• _Task to complete_: Rewrite the listing starting at the line with "bar [254,449,268,463]" and ending at the line with "tick-label: 5 [280,158,298,168]", putting "group-label" in place of "category-label" and leaving everything else unchanged.

• _Dataset excerpts_:
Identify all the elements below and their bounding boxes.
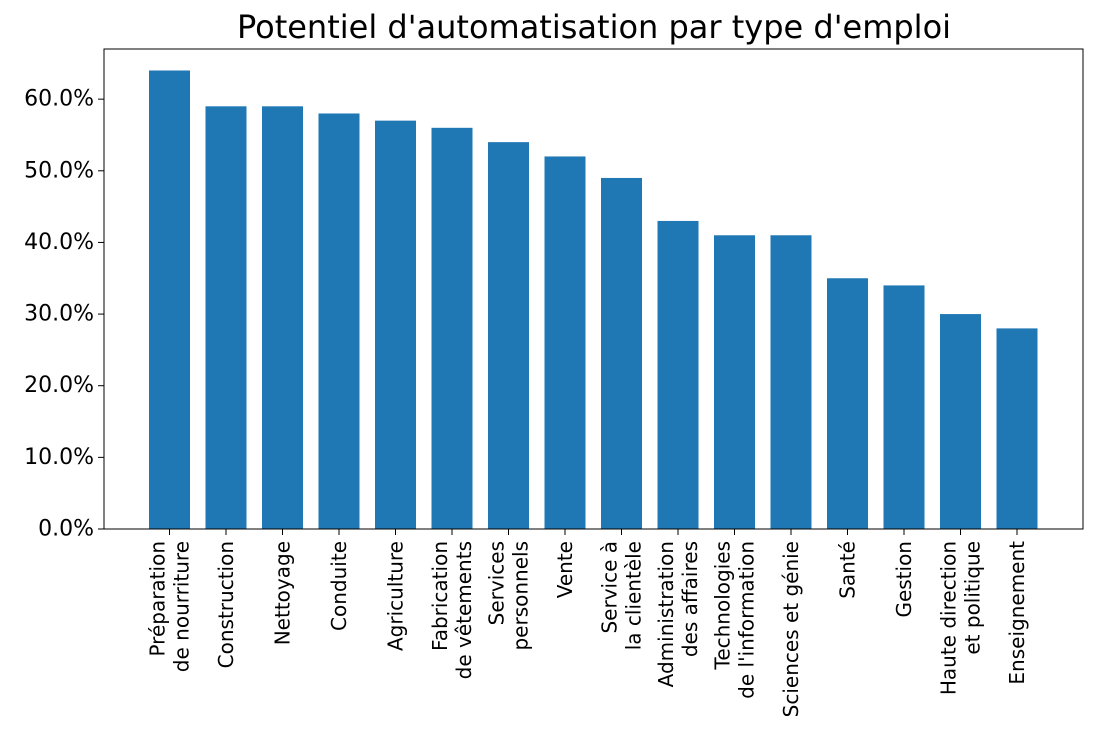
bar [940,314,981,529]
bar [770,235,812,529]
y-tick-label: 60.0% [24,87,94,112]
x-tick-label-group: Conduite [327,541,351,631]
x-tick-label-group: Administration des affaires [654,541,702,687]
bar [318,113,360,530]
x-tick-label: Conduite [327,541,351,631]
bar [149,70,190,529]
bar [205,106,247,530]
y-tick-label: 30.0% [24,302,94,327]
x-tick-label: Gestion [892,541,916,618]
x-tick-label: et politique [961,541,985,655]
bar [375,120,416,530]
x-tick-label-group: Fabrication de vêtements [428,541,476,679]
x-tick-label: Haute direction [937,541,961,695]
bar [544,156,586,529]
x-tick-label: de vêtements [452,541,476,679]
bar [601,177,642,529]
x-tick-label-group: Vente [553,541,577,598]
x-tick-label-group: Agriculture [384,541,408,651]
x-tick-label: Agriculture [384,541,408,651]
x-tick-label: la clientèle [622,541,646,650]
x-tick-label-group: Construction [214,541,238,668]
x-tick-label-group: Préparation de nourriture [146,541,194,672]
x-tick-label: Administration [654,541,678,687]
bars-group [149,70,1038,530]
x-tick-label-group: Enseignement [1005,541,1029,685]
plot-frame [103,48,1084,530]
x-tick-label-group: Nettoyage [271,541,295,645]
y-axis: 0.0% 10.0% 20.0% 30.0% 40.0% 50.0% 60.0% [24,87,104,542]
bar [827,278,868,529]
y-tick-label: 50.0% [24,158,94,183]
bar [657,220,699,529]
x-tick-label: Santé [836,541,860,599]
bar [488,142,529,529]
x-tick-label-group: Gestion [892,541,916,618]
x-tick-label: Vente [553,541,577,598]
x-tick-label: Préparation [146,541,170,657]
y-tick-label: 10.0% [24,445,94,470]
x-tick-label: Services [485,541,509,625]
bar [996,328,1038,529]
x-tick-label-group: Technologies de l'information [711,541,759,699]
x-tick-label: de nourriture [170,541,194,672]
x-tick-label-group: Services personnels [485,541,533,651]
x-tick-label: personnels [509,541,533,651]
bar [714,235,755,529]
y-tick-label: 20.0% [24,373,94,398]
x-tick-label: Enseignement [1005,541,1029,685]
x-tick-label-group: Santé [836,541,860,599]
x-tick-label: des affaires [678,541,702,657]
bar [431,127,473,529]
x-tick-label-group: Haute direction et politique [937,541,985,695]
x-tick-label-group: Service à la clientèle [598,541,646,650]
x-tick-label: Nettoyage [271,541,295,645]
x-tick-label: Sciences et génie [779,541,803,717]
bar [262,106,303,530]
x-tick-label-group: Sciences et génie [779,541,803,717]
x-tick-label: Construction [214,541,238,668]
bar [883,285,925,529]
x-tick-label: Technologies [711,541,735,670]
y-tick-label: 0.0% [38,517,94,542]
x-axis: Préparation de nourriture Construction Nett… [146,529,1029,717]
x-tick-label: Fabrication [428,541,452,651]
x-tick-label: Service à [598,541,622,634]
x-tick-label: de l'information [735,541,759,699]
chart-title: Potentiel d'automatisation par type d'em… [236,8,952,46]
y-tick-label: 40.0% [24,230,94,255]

==

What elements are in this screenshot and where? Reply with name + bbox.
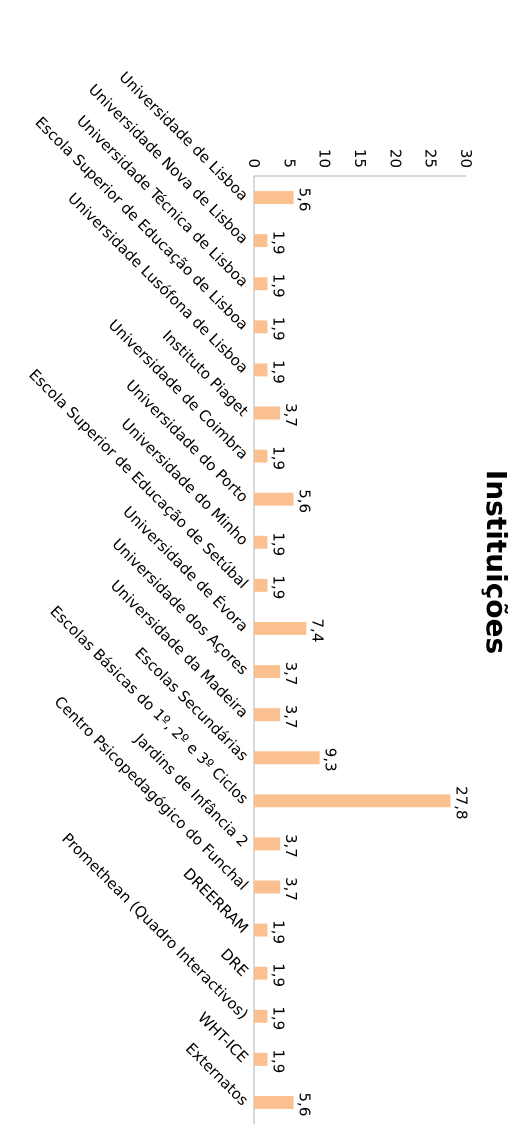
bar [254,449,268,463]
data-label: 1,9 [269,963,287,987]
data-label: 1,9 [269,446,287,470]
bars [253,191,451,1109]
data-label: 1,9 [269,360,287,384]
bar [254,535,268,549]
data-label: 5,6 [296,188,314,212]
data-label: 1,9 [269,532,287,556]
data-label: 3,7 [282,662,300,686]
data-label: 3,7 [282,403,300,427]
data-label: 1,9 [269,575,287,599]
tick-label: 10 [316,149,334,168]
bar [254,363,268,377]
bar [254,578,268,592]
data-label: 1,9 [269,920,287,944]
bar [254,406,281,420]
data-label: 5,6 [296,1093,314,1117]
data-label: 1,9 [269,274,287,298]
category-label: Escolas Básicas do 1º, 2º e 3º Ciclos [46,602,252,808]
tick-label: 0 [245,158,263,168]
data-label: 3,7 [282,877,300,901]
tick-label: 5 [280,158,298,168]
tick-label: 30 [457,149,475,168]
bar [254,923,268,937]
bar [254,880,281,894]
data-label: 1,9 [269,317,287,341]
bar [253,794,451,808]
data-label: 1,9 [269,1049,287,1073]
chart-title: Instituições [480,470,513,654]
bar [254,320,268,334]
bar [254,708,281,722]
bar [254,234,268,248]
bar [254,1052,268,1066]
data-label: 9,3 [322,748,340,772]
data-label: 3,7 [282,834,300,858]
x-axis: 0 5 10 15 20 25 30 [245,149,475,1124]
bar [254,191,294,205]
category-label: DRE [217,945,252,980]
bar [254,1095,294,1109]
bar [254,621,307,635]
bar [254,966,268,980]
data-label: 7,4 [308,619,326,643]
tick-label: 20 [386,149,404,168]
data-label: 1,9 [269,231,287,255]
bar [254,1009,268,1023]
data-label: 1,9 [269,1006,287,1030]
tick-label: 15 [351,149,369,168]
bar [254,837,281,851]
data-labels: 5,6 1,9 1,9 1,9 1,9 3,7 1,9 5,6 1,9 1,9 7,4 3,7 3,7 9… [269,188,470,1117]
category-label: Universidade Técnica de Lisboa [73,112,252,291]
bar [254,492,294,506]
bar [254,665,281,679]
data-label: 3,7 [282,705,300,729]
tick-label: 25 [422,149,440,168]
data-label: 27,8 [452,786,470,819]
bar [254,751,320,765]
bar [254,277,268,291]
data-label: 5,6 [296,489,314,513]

• _Answer for this exercise_:
bar [254,449,268,463]
data-label: 1,9 [269,963,287,987]
data-label: 1,9 [269,446,287,470]
bars [253,191,451,1109]
data-label: 1,9 [269,360,287,384]
bar [254,535,268,549]
data-label: 5,6 [296,188,314,212]
data-label: 1,9 [269,532,287,556]
data-label: 3,7 [282,662,300,686]
data-label: 3,7 [282,403,300,427]
data-label: 1,9 [269,575,287,599]
tick-label: 10 [316,149,334,168]
bar [254,363,268,377]
bar [254,578,268,592]
data-label: 1,9 [269,920,287,944]
bar [254,406,281,420]
data-label: 5,6 [296,1093,314,1117]
data-label: 1,9 [269,274,287,298]
group-label: Escolas Básicas do 1º, 2º e 3º Ciclos [46,602,252,808]
tick-label: 0 [245,158,263,168]
data-label: 3,7 [282,877,300,901]
tick-label: 5 [280,158,298,168]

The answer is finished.